▶ **Assignment**: Pull every line from the records that has the word "till" in it.

═════ Dataset records

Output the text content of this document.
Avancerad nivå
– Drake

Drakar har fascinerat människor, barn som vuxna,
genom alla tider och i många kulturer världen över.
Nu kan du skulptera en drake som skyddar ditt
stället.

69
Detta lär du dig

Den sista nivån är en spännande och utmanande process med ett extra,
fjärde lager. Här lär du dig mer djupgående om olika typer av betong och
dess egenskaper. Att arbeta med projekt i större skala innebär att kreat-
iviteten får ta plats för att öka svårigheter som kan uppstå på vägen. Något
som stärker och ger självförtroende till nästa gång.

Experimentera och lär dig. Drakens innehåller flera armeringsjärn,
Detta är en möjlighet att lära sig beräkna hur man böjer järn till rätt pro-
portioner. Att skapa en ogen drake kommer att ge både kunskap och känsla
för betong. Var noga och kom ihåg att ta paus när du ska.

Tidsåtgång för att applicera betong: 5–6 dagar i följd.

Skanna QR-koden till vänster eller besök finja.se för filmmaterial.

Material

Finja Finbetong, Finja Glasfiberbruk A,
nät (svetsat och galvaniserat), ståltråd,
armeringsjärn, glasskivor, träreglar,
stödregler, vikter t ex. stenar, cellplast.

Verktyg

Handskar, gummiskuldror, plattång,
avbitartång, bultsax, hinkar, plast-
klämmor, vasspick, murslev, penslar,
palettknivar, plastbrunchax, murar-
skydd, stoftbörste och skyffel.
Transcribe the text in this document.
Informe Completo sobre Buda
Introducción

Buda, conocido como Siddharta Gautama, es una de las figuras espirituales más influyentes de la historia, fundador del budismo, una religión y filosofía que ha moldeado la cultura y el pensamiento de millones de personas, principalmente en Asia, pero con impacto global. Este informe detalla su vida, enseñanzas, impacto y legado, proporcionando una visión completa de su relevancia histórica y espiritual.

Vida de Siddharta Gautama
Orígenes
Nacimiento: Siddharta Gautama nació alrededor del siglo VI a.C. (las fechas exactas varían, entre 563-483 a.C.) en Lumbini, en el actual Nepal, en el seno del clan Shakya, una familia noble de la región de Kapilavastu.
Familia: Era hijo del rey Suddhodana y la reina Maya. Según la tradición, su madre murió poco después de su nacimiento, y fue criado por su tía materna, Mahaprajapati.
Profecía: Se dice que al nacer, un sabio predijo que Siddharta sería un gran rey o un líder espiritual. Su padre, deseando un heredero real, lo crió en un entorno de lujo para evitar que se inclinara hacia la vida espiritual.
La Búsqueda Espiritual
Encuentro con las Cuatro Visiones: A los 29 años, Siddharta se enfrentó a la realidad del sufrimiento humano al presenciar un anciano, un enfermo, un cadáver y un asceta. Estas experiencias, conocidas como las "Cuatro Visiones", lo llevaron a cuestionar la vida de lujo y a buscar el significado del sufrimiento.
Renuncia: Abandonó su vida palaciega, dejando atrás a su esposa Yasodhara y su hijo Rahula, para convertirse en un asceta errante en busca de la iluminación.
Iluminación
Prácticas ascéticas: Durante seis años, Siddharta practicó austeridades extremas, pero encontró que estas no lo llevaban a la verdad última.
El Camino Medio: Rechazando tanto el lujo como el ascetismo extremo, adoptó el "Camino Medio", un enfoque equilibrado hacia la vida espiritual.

══════════

▶ **Answer for this exercise**:
som stärker och ger självförtroende till nästa gång.
Detta är en möjlighet att lära sig beräkna hur man böjer järn till rätt pro-
Skanna QR-koden till vänster eller besök finja.se för filmmaterial.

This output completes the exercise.